Collected data entries
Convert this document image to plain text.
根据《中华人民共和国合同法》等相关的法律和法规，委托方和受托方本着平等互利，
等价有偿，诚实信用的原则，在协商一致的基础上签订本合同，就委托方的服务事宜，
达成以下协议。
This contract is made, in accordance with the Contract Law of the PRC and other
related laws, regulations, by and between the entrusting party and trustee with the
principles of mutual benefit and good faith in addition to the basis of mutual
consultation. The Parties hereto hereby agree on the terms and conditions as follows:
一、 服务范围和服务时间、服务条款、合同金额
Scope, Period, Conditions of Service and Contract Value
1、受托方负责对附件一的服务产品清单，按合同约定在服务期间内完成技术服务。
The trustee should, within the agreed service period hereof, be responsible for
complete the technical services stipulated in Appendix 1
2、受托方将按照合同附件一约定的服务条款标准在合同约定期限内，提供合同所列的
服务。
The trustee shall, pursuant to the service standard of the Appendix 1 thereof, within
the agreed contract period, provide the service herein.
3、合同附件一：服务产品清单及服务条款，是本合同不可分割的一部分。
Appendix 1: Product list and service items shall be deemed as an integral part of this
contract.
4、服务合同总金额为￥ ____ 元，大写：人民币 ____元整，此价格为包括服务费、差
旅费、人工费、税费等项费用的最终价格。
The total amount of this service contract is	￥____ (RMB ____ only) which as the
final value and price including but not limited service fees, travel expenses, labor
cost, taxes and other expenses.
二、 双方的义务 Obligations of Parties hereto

• **Exercise objective**
Check each line of the records for the word "hereto" and extract those that contain it.

• **Answer for this exercise**
consultation. The Parties hereto hereby agree on the terms and conditions as follows:
二、 双方的义务 Obligations of Parties hereto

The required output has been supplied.